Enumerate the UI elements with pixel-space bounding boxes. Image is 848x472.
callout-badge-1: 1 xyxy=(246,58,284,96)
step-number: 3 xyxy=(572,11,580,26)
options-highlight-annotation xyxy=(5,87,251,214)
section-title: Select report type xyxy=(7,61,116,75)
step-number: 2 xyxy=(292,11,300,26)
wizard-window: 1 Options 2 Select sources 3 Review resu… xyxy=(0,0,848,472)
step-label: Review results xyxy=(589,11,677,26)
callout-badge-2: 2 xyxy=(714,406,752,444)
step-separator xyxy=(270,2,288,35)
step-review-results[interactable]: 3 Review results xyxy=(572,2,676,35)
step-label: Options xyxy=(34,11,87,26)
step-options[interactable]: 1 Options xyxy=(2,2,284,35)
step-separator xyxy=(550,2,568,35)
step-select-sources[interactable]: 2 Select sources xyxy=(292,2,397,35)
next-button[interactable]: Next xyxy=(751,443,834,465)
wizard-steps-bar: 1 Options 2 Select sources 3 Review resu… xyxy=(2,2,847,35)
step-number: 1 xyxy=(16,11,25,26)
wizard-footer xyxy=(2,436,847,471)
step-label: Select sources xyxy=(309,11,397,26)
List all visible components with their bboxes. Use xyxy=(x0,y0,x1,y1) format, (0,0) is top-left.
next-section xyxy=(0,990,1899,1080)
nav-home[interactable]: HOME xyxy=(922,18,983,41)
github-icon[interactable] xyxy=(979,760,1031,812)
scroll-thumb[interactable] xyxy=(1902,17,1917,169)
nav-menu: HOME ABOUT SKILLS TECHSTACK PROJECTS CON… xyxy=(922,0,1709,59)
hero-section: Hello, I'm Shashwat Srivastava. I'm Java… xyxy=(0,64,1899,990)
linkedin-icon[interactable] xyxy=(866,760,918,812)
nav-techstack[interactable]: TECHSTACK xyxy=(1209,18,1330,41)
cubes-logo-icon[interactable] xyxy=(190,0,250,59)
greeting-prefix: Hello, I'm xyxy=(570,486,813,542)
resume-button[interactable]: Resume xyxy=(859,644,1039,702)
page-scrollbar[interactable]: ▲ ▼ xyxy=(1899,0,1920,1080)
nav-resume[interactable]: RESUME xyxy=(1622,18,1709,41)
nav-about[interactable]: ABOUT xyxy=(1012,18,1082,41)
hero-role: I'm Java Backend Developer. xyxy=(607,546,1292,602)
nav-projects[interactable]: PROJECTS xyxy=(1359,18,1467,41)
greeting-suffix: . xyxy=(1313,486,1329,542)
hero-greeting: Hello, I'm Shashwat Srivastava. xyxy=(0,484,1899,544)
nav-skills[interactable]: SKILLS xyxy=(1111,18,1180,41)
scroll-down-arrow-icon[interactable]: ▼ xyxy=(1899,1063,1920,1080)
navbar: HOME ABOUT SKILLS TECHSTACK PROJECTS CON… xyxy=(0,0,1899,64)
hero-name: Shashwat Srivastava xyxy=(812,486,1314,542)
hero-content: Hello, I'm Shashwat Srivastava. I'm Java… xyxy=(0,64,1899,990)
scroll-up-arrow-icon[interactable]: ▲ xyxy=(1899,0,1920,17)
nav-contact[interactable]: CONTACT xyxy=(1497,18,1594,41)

=======

Please reproduce all of the items above line for line, with no changes.

Result:
Enumerate the UI elements with pixel-space bounding boxes. Image is 848x472.
callout-badge-1: 1 xyxy=(246,58,284,96)
step-number: 3 xyxy=(572,11,580,26)
options-highlight-annotation xyxy=(5,87,251,214)
section-title: Select report type xyxy=(7,61,116,75)
step-number: 2 xyxy=(292,11,300,26)
wizard-window: 1 Options 2 Select sources 3 Review resu… xyxy=(0,0,848,472)
step-label: Review results xyxy=(589,11,677,26)
callout-badge-2: 2 xyxy=(714,406,752,444)
step-separator xyxy=(270,2,288,35)
step-review-results[interactable]: 3 Review results xyxy=(572,2,676,35)
step-label: Options xyxy=(34,11,87,26)
step-options[interactable]: 1 Options xyxy=(2,2,284,35)
step-separator xyxy=(550,2,568,35)
step-select-sources[interactable]: 2 Select sources xyxy=(292,2,397,35)
next-button[interactable]: Next xyxy=(751,443,834,465)
wizard-steps-bar: 1 Options 2 Select sources 3 Review resu… xyxy=(2,2,847,35)
step-number: 1 xyxy=(16,11,25,26)
wizard-footer xyxy=(2,436,847,471)
step-label: Select sources xyxy=(309,11,397,26)
List all visible components with their bboxes. Use xyxy=(x0,y0,x1,y1) format, (0,0) is top-left.
next-section xyxy=(0,990,1899,1080)
nav-home[interactable]: HOME xyxy=(922,18,983,41)
github-icon[interactable] xyxy=(979,760,1031,812)
scroll-thumb[interactable] xyxy=(1902,17,1917,169)
nav-menu: HOME ABOUT SKILLS TECHSTACK PROJECTS CON… xyxy=(922,0,1709,59)
hero-section: Hello, I'm Shashwat Srivastava. I'm Java… xyxy=(0,64,1899,990)
linkedin-icon[interactable] xyxy=(866,760,918,812)
nav-techstack[interactable]: TECHSTACK xyxy=(1209,18,1330,41)
cubes-logo-icon[interactable] xyxy=(190,0,250,59)
greeting-prefix: Hello, I'm xyxy=(570,486,813,542)
resume-button[interactable]: Resume xyxy=(859,644,1039,702)
page-scrollbar[interactable]: ▲ ▼ xyxy=(1899,0,1920,1080)
nav-resume[interactable]: RESUME xyxy=(1622,18,1709,41)
nav-about[interactable]: ABOUT xyxy=(1012,18,1082,41)
hero-role: I'm Java Backend Developer. xyxy=(607,546,1292,602)
nav-projects[interactable]: PROJECTS xyxy=(1359,18,1467,41)
greeting-suffix: . xyxy=(1313,486,1329,542)
hero-greeting: Hello, I'm Shashwat Srivastava. xyxy=(0,484,1899,544)
nav-skills[interactable]: SKILLS xyxy=(1111,18,1180,41)
scroll-down-arrow-icon[interactable]: ▼ xyxy=(1899,1063,1920,1080)
navbar: HOME ABOUT SKILLS TECHSTACK PROJECTS CON… xyxy=(0,0,1899,64)
hero-name: Shashwat Srivastava xyxy=(812,486,1314,542)
hero-content: Hello, I'm Shashwat Srivastava. I'm Java… xyxy=(0,64,1899,990)
scroll-up-arrow-icon[interactable]: ▲ xyxy=(1899,0,1920,17)
nav-contact[interactable]: CONTACT xyxy=(1497,18,1594,41)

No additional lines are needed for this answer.